SOURCE PASSAGE:
- - - -

What have you found to be the best tools to help people deal with burnout?

One of first signs that people tend to notice with this is a lack of motivation or engagement at their jobs, particularly when that is new for them. Taking a step back is crucial, reminding yourself what brought you into that job or field to begin with and what are the things you enjoyed. Then, start to problem solve around ways that you can either change jobs or adjust the responsibilities of your current job to get back to some of that.

Something that can be helpful when working from home is setting up boundaries. I will have clients take a few minutes at the beginning or end of their workday to take a walk around the block or go sit outside with a cup of coffee, something to imitate what would normally be their commute time. It draws a line in the sand between work and home life that can help manage some of those blurred boundaries.

I like to encourage people to find ways to get some of that relaxation regularly in small doses – whether it is taking 15 minutes at the end of the day or making sure to exercise regularly or incorporating mindfulness.

What if the burnout is more serious?

Depending on the severity and length of burnout, it is also about taking time to evaluate options. Sometimes, burnout is a sign that this is really not the right job for you anymore. Are there other opportunities out there that might better suit your needs?

And then I do a lot of work around communication, ways to speak to your manager about what your needs are, which ones are not being met. I think more places are introducing more flexibility into the work week so finding ways to find ways to meet your needs differently.

If we are talking about symptoms not related to working, is it still burnout? Or is it depression?

In general, if someone is feeling burnt out it is almost guaranteed that if you assess them using DSM criteria, they will also meet the criteria for depression and maybe anxiety.

We would say that they are dealing with anxiety and adjustment disorder in response to a stressor. But treatment is essentially the same, which is the good news. When I am doing ACT with someone for depression or anxiety, I am helping them to identify what it is they value and trying to find better ways to align their lives with their values.

Some of your other tools, as you blogged about on your website, include setting up a daily “worry time” and avoiding “doom scrolling,” spending too much time compulsively reading negative news stories.

Doom scrolling! Everyone does it. We need to set boundaries around our news consumption, like 10 minutes in the morning and 10 in the afternoon and turn off breaking news alerts on the cell phone.

- - - -

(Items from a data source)
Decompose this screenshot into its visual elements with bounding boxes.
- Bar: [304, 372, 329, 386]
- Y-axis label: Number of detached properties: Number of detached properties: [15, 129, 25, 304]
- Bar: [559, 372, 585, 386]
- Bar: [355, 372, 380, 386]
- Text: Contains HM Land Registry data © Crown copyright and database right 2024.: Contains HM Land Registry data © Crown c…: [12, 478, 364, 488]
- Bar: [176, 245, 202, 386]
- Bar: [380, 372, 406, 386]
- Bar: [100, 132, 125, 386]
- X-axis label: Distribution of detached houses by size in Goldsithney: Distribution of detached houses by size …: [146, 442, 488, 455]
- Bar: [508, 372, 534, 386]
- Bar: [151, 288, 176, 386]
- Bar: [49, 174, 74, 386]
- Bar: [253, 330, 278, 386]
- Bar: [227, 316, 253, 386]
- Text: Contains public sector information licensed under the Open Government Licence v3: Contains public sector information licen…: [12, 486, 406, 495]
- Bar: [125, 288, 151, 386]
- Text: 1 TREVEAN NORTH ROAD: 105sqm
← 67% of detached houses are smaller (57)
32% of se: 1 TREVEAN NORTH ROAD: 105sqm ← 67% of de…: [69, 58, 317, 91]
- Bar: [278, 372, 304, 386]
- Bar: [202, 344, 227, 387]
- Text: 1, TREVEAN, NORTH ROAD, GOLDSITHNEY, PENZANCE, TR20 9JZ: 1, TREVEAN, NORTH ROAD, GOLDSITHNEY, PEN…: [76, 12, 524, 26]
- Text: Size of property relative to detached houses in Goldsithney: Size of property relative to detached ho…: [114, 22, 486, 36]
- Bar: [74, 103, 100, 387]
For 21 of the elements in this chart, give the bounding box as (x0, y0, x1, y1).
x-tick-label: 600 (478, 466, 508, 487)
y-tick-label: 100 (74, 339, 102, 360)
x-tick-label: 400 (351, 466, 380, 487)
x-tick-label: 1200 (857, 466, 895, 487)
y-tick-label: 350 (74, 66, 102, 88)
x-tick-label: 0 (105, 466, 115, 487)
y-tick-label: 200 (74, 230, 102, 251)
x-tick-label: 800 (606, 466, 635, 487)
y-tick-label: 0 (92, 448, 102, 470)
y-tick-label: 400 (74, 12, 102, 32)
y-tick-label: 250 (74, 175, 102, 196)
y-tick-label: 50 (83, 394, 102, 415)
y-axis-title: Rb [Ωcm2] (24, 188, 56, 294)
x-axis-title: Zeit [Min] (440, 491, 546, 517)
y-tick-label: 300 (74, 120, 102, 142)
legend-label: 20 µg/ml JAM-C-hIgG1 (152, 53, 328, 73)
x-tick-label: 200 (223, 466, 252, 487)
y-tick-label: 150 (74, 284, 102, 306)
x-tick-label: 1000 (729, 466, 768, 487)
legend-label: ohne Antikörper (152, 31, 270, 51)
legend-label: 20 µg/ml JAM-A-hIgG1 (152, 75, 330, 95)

- - - -

EXERCISE INSTRUCTIONS:
1) In the interview on burnout, what limits on news consumption are suggested as a boundary?
2) Quote the part of the interview on burnout that opens with the words containing "I like to encourage" and closes with "is it depression?".

ANSWERS BY ITEM:
1) 10 minutes in the morning and 10 in the afternoon.

2)
I like to encourage people to find ways to get some of that relaxation regularly in small doses – whether it is taking 15 minutes at the end of the day or making sure to exercise regularly or incorporating mindfulness.

What if the burnout is more serious?

Depending on the severity and length of burnout, it is also about taking time to evaluate options. Sometimes, burnout is a sign that this is really not the right job for you anymore. Are there other opportunities out there that might better suit your needs?

And then I do a lot of work around communication, ways to speak to your manager about what your needs are, which ones are not being met. I think more places are introducing more flexibility into the work week so finding ways to find ways to meet your needs differently.

If we are talking about symptoms not related to working, is it still burnout? Or is it depression?